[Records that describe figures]
◇ ◇ ◇ ◇ ◇ ◇ ◇

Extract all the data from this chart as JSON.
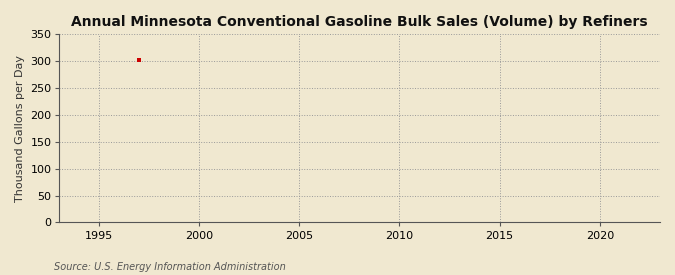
{
  "title": "Annual Minnesota Conventional Gasoline Bulk Sales (Volume) by Refiners",
  "ylabel": "Thousand Gallons per Day",
  "source": "Source: U.S. Energy Information Administration",
  "data_x": [
    1997
  ],
  "data_y": [
    303
  ],
  "marker_color": "#cc0000",
  "marker_style": "s",
  "marker_size": 3,
  "xlim": [
    1993,
    2023
  ],
  "ylim": [
    0,
    350
  ],
  "xticks": [
    1995,
    2000,
    2005,
    2010,
    2015,
    2020
  ],
  "yticks": [
    0,
    50,
    100,
    150,
    200,
    250,
    300,
    350
  ],
  "background_color": "#f0e8d0",
  "plot_bg_color": "#f0e8d0",
  "grid_color": "#999999",
  "title_fontsize": 10,
  "label_fontsize": 8,
  "tick_fontsize": 8,
  "source_fontsize": 7
}
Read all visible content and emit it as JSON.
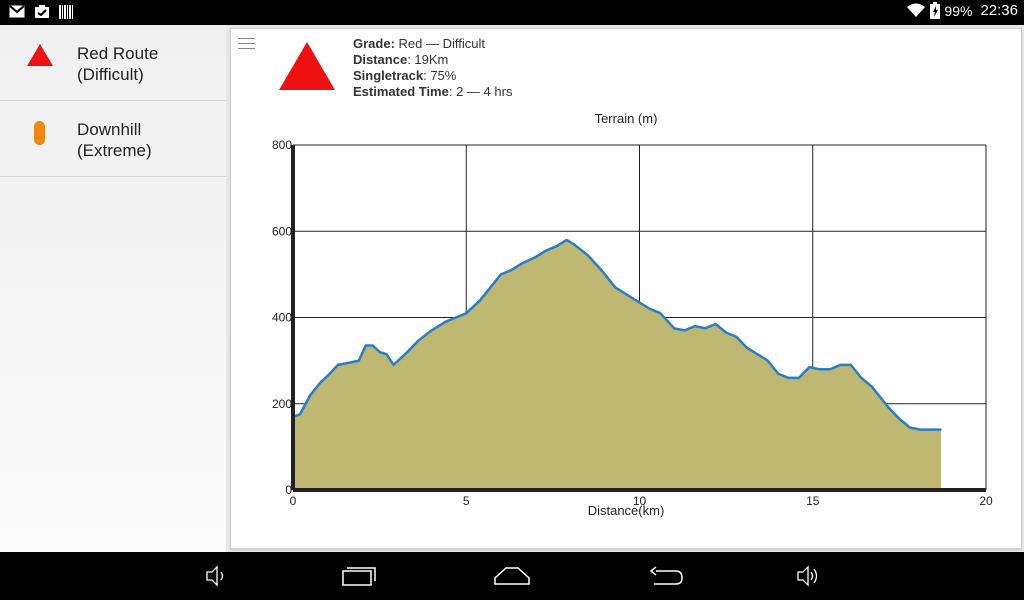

◇ ◇ ◇ ◇ ◇ ◇ ◇

Reproduce the listing above exactly, excluding all pictures.

▶ _Solution to the problem_:
Extract all the data from this chart as JSON.
{
  "title": "Annual Minnesota Conventional Gasoline Bulk Sales (Volume) by Refiners",
  "ylabel": "Thousand Gallons per Day",
  "source": "Source: U.S. Energy Information Administration",
  "data_x": [
    1997
  ],
  "data_y": [
    303
  ],
  "marker_color": "#cc0000",
  "marker_style": "s",
  "marker_size": 3,
  "xlim": [
    1993,
    2023
  ],
  "ylim": [
    0,
    350
  ],
  "xticks": [
    1995,
    2000,
    2005,
    2010,
    2015,
    2020
  ],
  "yticks": [
    0,
    50,
    100,
    150,
    200,
    250,
    300,
    350
  ],
  "background_color": "#f0e8d0",
  "plot_bg_color": "#f0e8d0",
  "grid_color": "#999999",
  "title_fontsize": 10,
  "label_fontsize": 8,
  "tick_fontsize": 8,
  "source_fontsize": 7
}
Read all visible content and emit it as JSON.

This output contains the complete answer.